#### THE REQUEST
Present each line of the entries below that holds the word "value".

[Dataset listings of figures]
start
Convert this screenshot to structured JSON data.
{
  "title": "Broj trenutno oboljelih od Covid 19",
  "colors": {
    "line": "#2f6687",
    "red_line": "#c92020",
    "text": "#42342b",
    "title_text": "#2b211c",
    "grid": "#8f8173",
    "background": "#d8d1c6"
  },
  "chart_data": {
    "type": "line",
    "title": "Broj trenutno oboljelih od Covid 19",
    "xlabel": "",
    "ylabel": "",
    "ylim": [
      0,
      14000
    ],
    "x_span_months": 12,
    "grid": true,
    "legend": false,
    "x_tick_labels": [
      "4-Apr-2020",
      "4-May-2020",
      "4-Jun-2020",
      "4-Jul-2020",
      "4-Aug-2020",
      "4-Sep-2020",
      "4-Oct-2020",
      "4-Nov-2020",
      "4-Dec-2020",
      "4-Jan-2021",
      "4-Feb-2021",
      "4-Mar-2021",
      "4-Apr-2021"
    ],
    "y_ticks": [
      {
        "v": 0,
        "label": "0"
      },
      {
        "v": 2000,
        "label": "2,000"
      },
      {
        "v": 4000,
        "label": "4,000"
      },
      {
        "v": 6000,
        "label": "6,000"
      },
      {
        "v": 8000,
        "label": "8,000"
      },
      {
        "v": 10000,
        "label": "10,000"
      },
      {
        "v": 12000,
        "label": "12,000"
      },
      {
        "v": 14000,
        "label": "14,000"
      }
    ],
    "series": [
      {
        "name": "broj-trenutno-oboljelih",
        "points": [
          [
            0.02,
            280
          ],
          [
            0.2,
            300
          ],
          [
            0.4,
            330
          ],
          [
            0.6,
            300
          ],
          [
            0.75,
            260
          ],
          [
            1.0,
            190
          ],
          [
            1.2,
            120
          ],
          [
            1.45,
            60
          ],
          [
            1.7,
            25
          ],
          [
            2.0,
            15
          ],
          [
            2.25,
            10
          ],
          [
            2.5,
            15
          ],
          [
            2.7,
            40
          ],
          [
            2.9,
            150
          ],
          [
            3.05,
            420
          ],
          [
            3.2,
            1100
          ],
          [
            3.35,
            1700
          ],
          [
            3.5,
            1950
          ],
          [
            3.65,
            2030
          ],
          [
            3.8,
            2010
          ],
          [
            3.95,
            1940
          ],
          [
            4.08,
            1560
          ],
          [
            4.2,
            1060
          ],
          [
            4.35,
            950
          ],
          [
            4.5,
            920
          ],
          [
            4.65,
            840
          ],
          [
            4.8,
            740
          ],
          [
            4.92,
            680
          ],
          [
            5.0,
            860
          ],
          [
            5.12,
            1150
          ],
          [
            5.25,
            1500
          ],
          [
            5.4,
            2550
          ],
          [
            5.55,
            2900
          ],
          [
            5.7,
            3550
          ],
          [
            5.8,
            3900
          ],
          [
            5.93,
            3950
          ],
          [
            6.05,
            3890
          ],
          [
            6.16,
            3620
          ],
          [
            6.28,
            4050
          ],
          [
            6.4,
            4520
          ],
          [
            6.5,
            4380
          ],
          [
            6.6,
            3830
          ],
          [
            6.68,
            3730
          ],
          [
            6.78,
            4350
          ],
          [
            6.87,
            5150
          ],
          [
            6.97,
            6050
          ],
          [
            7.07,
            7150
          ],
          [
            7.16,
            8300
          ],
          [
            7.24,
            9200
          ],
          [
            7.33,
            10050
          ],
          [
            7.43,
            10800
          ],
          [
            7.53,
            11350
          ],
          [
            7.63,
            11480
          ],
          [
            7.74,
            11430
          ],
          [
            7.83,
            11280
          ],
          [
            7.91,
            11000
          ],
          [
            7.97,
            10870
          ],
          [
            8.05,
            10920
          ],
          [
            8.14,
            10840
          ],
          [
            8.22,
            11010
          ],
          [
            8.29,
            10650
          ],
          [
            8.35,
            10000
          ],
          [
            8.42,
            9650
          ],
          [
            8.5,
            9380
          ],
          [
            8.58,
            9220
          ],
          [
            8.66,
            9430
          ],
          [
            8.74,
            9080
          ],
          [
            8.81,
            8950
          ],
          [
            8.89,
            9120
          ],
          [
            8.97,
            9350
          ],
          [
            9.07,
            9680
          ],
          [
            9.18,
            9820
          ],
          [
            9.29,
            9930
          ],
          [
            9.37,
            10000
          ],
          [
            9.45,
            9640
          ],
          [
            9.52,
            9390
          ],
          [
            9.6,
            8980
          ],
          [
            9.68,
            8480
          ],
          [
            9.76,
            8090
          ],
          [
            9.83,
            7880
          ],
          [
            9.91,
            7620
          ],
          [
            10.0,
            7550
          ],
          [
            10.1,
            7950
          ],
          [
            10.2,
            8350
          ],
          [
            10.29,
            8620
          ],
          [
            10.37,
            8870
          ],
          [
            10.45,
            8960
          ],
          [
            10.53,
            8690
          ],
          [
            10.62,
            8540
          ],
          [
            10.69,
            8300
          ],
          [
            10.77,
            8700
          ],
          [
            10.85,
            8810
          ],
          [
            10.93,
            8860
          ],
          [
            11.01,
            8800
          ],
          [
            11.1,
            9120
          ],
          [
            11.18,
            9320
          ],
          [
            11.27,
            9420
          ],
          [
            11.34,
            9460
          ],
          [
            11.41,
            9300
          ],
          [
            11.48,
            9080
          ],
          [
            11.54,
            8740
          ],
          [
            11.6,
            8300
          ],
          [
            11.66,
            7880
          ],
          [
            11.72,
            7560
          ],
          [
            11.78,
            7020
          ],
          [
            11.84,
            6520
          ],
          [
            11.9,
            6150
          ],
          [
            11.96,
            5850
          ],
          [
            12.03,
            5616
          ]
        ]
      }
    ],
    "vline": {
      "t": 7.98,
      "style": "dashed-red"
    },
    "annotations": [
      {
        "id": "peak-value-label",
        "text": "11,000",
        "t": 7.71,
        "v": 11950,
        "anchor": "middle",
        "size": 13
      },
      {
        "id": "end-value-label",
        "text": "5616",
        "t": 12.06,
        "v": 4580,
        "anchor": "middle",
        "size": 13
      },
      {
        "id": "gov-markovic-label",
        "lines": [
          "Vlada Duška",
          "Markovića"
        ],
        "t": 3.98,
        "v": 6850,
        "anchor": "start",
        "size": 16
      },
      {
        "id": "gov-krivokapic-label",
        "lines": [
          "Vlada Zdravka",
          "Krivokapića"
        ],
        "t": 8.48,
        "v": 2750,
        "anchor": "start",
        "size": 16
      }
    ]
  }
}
end
#### OUTPUT OF THE EXERCISE
        "id": "peak-value-label",
        "id": "end-value-label",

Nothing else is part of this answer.